_Aim_
Set down each entry exactly as given; pictures should not appear in the copy.

[Recorded data]
:::
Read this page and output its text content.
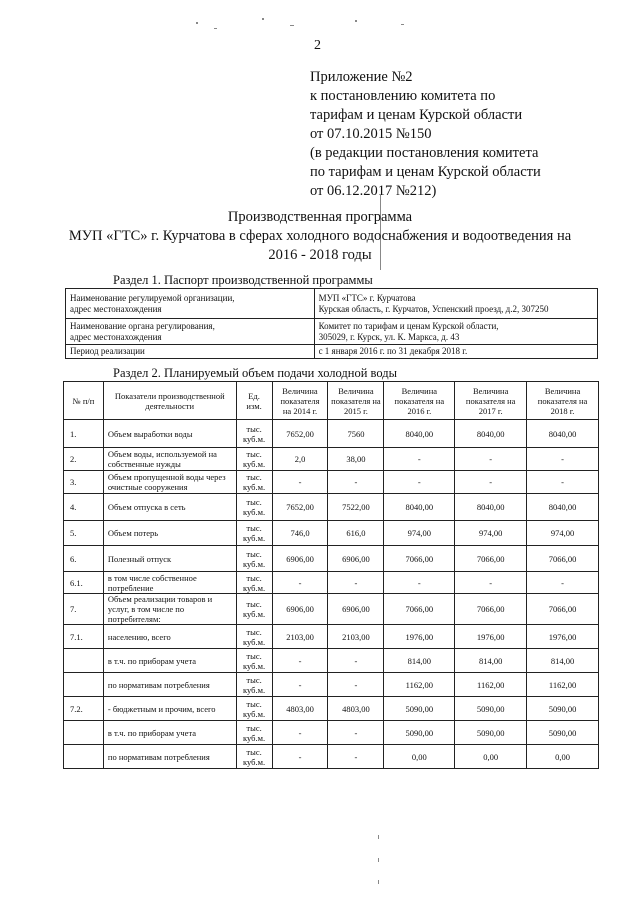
2
Приложение №2
к постановлению комитета по
тарифам и ценам Курской области
от 07.10.2015 №150
(в редакции постановления комитета
по тарифам и ценам Курской области
от 06.12.2017 №212)
Производственная программа
МУП «ГТС» г. Курчатова в сферах холодного водоснабжения и водоотведения на
2016 - 2018 годы
Раздел 1. Паспорт производственной программы
Наименование регулируемой организации,
адрес местонахождения	МУП «ГТС» г. Курчатова
Курская область, г. Курчатов, Успенский проезд, д.2, 307250
Наименование органа регулирования,
адрес местонахождения	Комитет по тарифам и ценам Курской области,
305029, г. Курск, ул. К. Маркса, д. 43
Период реализации	с 1 января 2016 г. по 31 декабря 2018 г.
Раздел 2. Планируемый объем подачи холодной воды
№ п/п	Показатели производственной
деятельности	Ед.
изм.	Величина
показателя
на 2014 г.	Величина
показателя на
2015 г.	Величина
показателя на
2016 г.	Величина
показателя на
2017 г.	Величина
показателя на
2018 г.
1.	Объем выработки воды	тыс.
куб.м.	7652,00	7560	8040,00	8040,00	8040,00
2.	Объем воды, используемой на
собственные нужды	тыс.
куб.м.	2,0	38,00	-	-	-
3.	Объем пропущенной воды через
очистные сооружения	тыс.
куб.м.	-	-	-	-	-
4.	Объем отпуска в сеть	тыс.
куб.м.	7652,00	7522,00	8040,00	8040,00	8040,00
5.	Объем потерь	тыс.
куб.м.	746,0	616,0	974,00	974,00	974,00
6.	Полезный отпуск	тыс.
куб.м.	6906,00	6906,00	7066,00	7066,00	7066,00
6.1.	в том числе собственное
потребление	тыс.
куб.м.	-	-	-	-	-
7.	Объем реализации товаров и
услуг, в том числе по
потребителям:	тыс.
куб.м.	6906,00	6906,00	7066,00	7066,00	7066,00
7.1.	населению, всего	тыс.
куб.м.	2103,00	2103,00	1976,00	1976,00	1976,00
	в т.ч. по приборам учета	тыс.
куб.м.	-	-	814,00	814,00	814,00
	по нормативам потребления	тыс.
куб.м.	-	-	1162,00	1162,00	1162,00
7.2.	- бюджетным и прочим, всего	тыс.
куб.м.	4803,00	4803,00	5090,00	5090,00	5090,00
	в т.ч. по приборам учета	тыс.
куб.м.	-	-	5090,00	5090,00	5090,00
	по нормативам потребления	тыс.
куб.м.	-	-	0,00	0,00	0,00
:::
_The output_
Read this page and output its text content.
2
Приложение №2
к постановлению комитета по
тарифам и ценам Курской области
от 07.10.2015 №150
(в редакции постановления комитета
по тарифам и ценам Курской области
от 06.12.2017 №212)
Производственная программа
МУП «ГТС» г. Курчатова в сферах холодного водоснабжения и водоотведения на
2016 - 2018 годы
Раздел 1. Паспорт производственной программы
Наименование регулируемой организации,
адрес местонахождения	МУП «ГТС» г. Курчатова
Курская область, г. Курчатов, Успенский проезд, д.2, 307250
Наименование органа регулирования,
адрес местонахождения	Комитет по тарифам и ценам Курской области,
305029, г. Курск, ул. К. Маркса, д. 43
Период реализации	с 1 января 2016 г. по 31 декабря 2018 г.
Раздел 2. Планируемый объем подачи холодной воды
№ п/п	Показатели производственной
деятельности	Ед.
изм.	Величина
показателя
на 2014 г.	Величина
показателя на
2015 г.	Величина
показателя на
2016 г.	Величина
показателя на
2017 г.	Величина
показателя на
2018 г.
1.	Объем выработки воды	тыс.
куб.м.	7652,00	7560	8040,00	8040,00	8040,00
2.	Объем воды, используемой на
собственные нужды	тыс.
куб.м.	2,0	38,00	-	-	-
3.	Объем пропущенной воды через
очистные сооружения	тыс.
куб.м.	-	-	-	-	-
4.	Объем отпуска в сеть	тыс.
куб.м.	7652,00	7522,00	8040,00	8040,00	8040,00
5.	Объем потерь	тыс.
куб.м.	746,0	616,0	974,00	974,00	974,00
6.	Полезный отпуск	тыс.
куб.м.	6906,00	6906,00	7066,00	7066,00	7066,00
6.1.	в том числе собственное
потребление	тыс.
куб.м.	-	-	-	-	-
7.	Объем реализации товаров и
услуг, в том числе по
потребителям:	тыс.
куб.м.	6906,00	6906,00	7066,00	7066,00	7066,00
7.1.	населению, всего	тыс.
куб.м.	2103,00	2103,00	1976,00	1976,00	1976,00
	в т.ч. по приборам учета	тыс.
куб.м.	-	-	814,00	814,00	814,00
	по нормативам потребления	тыс.
куб.м.	-	-	1162,00	1162,00	1162,00
7.2.	- бюджетным и прочим, всего	тыс.
куб.м.	4803,00	4803,00	5090,00	5090,00	5090,00
	в т.ч. по приборам учета	тыс.
куб.м.	-	-	5090,00	5090,00	5090,00
	по нормативам потребления	тыс.
куб.м.	-	-	0,00	0,00	0,00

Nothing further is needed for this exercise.